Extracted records
◆ ◆ ◆ ◆

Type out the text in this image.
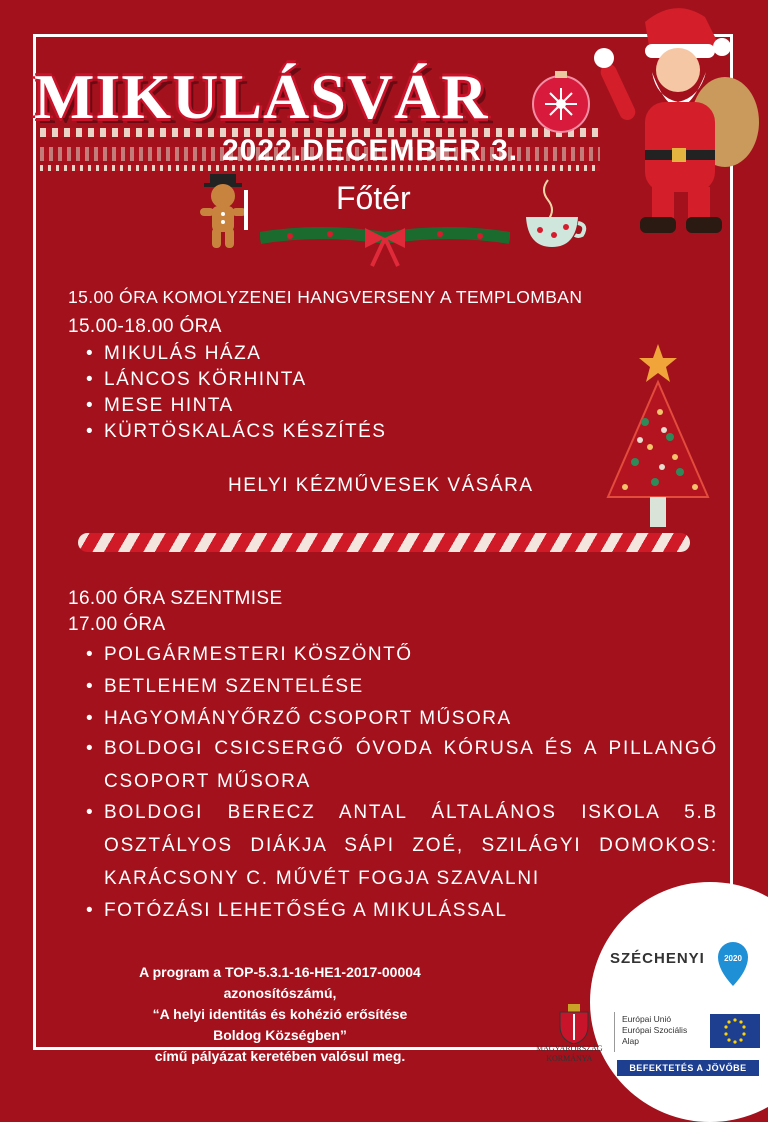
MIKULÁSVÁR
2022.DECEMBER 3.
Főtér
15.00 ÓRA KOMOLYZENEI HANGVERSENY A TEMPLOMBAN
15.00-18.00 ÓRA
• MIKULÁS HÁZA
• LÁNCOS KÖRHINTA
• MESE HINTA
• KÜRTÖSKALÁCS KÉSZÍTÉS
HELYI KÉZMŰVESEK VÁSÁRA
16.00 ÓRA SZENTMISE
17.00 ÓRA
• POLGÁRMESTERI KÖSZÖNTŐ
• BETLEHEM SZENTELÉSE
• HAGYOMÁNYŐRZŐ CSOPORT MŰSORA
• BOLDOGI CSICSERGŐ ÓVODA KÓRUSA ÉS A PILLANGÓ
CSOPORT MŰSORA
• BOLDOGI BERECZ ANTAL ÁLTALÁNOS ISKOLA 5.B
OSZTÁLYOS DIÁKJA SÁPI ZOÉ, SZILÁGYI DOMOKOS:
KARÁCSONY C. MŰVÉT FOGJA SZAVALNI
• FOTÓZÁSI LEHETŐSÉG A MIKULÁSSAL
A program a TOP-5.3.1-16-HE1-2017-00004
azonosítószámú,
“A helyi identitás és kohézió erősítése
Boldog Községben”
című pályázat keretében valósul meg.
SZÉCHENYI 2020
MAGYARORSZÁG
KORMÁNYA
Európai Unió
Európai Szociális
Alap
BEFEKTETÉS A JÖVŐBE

◆ ◆ ◆ ◆

## The request
Reply with one number only: the count of lines in the entries that contain "MŰSORA".

## Exercise answer
2